Task set –
a: Copy the passage of the Playmobil DeLorean review between "You also get" and "young toy collector.", inclusive.
b: In the Playmobil DeLorean review, what is wrong with the yellow label on the Plutonium Case?

(Reading text begins)

What's missing? I would have loved more room to store the accessories inside. It's not really set for multiple passengers, a real DeLorean can seat four. Compromises have to be made for toys, though so unless Playmobil does a version 2.0 later you're not going to fit Einstein or Jennifer in the back. It assembles fairly quickly, and snapping on all the car bits is pretty easy.
My one big complaint comes from the Plutonium Case - a fine accessory, but the stickers don't quite fit. This is almost unthinkable given Playmobil's labels have been the gold standard of being easy to apply straight and exactly the right size for decades. In this case, the yellow label is sickly translucent and not cut properly to fit the case on top. The side ones are fine - but again, the quality of these labels in particularly is poor given Playmobil's generally top-notch opaque sticker quality. The box itself is perfectly fine, with room to store some gear.
You also get a remote control for Doc, Marty's camcorder and skateboard, and a ton of Doc's other gear. Both figures have snap-on elements like Marty McFly's shirt sleeves and Doc's multiple watches. I love that you can plug in the plutonium can in the back of the car, but sadly the antenna from the movie's climactic trip back to the future has no storage space. It's just going to float around toy boxes and get lost unless you've got some fastidious young toy collector.
As always, the accessories always work - Doc has a bag to clip to his belt, Marty can film with his camera while on his skateboard, and there are a lot of parts and pieces to enjoy and/or lose here. For a few extra dollars it might have been interesting to see the set tricked out with Biff or George or a few other characters to make it even more complete. At this time, other than the 1950s Marty & Doc figure set, no other sets from the series are known to be planned for release - no Cafe 80s, no Clock Tower, no Time Train.

(Reading text ends)
(Provided material begins)

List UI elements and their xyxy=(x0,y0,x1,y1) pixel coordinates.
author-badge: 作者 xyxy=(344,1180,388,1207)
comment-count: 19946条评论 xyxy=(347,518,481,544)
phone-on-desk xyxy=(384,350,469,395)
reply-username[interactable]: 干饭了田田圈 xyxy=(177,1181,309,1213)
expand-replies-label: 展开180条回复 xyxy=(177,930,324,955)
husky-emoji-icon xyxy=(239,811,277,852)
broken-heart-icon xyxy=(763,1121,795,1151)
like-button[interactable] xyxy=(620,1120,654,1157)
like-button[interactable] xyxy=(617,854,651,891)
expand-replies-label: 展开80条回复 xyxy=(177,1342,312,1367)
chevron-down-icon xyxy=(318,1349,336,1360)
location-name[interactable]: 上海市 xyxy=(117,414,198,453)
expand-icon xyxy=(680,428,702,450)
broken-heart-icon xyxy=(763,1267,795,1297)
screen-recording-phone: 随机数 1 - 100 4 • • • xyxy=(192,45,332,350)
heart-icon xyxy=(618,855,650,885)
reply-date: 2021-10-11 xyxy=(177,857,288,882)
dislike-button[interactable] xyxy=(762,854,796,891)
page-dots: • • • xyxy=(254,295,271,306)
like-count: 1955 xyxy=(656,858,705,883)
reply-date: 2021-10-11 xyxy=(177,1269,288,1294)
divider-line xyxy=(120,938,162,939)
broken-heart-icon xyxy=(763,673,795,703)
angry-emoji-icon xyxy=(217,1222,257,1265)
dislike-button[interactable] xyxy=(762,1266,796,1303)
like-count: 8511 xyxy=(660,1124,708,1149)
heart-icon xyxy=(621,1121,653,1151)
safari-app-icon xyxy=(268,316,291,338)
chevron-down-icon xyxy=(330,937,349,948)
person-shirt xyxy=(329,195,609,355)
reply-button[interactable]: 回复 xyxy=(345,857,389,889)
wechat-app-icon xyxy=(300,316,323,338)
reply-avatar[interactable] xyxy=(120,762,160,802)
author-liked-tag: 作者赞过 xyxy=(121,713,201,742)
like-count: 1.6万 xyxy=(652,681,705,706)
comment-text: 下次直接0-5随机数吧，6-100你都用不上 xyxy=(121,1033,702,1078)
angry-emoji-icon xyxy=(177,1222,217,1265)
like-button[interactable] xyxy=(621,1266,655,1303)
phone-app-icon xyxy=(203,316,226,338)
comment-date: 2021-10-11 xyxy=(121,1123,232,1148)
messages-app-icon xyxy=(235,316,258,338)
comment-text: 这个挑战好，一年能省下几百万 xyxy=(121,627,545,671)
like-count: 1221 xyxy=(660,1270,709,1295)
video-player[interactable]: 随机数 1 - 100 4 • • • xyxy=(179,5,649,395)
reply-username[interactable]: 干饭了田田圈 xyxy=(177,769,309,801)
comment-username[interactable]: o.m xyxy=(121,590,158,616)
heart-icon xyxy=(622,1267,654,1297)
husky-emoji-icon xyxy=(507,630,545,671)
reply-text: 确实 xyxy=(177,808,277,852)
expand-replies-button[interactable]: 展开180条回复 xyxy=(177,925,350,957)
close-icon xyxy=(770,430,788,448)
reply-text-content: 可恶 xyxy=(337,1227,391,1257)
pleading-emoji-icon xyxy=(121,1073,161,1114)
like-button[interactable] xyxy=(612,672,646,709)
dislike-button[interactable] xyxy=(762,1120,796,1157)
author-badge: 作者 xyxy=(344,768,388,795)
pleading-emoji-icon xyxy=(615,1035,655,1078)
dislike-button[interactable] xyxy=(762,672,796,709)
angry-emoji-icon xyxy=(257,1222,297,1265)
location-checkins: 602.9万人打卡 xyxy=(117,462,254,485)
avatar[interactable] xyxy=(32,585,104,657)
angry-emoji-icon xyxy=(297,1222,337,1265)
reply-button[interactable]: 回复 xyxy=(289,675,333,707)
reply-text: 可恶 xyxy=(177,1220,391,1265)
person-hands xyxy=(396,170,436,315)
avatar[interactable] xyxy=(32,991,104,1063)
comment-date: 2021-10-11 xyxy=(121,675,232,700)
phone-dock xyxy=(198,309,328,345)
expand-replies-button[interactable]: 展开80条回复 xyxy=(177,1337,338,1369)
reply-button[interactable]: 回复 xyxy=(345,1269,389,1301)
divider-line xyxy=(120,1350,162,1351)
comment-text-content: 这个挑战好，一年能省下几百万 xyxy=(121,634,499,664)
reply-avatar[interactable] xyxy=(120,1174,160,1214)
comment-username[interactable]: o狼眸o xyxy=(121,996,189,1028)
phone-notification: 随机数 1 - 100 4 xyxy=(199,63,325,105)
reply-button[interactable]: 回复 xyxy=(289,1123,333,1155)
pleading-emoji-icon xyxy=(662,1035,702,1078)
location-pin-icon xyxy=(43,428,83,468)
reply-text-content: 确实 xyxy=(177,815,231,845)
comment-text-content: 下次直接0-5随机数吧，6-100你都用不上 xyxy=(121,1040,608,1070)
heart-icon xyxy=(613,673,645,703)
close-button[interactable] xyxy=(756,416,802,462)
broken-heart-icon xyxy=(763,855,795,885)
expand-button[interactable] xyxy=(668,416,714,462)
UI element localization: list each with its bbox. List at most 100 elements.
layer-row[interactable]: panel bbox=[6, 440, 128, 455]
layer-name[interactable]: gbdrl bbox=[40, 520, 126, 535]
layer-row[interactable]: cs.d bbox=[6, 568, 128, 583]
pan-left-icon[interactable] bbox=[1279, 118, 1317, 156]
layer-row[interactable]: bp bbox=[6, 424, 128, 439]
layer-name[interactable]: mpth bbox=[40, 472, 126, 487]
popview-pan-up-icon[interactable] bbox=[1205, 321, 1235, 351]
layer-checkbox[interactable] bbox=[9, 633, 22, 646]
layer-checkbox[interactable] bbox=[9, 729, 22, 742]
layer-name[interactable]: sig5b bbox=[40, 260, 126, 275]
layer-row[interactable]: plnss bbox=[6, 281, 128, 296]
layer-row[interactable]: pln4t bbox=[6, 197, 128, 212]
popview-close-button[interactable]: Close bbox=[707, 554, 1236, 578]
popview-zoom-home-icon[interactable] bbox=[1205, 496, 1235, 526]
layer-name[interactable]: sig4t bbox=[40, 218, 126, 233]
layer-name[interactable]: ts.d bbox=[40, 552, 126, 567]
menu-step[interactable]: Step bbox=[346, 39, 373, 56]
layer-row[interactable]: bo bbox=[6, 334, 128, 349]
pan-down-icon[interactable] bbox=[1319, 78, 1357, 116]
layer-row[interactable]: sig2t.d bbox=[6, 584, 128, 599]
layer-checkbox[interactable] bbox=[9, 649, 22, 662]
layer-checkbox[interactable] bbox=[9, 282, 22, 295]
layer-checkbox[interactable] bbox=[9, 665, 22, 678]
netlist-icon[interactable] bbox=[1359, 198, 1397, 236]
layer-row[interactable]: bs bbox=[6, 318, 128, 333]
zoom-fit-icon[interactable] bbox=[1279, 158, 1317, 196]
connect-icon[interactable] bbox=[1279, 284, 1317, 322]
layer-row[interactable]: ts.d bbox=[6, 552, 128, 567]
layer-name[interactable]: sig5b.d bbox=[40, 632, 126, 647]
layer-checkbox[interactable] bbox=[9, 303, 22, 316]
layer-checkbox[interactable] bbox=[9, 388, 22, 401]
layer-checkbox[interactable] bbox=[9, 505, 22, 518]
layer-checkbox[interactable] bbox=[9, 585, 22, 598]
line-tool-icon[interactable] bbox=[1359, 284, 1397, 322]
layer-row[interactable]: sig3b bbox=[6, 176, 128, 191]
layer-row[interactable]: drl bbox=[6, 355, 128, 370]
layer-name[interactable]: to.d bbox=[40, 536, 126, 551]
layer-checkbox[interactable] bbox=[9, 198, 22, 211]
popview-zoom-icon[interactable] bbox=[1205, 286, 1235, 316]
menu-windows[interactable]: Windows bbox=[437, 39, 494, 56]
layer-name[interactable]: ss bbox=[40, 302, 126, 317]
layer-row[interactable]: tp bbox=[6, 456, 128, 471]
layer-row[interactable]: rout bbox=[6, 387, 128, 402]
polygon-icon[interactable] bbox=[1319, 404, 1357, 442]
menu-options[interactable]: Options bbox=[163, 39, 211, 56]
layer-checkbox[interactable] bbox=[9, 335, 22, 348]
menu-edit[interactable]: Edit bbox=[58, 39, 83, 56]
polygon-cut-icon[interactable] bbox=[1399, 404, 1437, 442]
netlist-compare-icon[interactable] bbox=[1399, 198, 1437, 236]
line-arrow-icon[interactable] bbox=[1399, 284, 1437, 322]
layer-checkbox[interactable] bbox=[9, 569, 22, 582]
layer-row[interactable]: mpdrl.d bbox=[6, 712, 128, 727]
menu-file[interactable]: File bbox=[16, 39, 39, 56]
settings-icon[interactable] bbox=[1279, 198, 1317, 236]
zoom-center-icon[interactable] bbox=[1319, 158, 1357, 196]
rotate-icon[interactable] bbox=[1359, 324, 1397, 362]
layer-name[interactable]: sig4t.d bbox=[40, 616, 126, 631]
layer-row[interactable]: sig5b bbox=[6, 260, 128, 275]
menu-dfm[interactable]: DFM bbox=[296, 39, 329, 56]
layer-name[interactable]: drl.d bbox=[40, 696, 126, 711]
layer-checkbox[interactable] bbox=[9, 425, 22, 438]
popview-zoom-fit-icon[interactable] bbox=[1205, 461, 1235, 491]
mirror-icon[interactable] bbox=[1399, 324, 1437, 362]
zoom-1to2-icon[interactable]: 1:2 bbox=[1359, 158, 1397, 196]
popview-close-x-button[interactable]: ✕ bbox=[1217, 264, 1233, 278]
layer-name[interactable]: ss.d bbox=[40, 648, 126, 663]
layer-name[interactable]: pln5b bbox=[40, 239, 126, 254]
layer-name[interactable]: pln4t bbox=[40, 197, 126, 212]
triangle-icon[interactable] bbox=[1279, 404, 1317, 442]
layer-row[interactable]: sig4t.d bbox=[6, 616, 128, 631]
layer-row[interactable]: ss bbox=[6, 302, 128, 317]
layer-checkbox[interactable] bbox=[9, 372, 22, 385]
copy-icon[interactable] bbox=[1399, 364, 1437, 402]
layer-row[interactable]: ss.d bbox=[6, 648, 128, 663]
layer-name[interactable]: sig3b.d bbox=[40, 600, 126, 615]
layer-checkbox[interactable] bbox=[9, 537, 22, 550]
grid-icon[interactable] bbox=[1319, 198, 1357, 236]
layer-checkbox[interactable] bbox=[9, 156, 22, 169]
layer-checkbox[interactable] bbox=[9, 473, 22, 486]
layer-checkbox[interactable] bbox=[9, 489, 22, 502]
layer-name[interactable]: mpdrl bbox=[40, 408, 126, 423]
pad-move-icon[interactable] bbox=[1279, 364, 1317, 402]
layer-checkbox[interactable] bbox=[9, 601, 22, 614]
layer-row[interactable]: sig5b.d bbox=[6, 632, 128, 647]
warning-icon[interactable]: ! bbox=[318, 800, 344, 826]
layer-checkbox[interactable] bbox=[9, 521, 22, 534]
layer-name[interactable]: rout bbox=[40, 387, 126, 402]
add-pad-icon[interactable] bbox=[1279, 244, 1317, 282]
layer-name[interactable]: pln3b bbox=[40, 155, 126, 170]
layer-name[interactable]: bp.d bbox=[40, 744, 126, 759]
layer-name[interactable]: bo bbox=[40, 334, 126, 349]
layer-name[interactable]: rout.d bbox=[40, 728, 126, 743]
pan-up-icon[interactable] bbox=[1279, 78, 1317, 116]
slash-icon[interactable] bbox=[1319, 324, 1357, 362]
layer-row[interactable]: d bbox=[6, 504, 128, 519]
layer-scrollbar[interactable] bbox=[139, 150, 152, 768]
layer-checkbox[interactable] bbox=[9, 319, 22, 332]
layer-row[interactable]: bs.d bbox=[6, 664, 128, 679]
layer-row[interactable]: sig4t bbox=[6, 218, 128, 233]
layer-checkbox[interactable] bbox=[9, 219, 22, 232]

(Provided material ends)

Answers below –
a:
You also get a remote control for Doc, Marty's camcorder and skateboard, and a ton of Doc's other gear. Both figures have snap-on elements like Marty McFly's shirt sleeves and Doc's multiple watches. I love that you can plug in the plutonium can in the back of the car, but sadly the antenna from the movie's climactic trip back to the future has no storage space. It's just going to float around toy boxes and get lost unless you've got some fastidious young toy collector.

b: It is sickly translucent and not cut properly to fit the top of the case.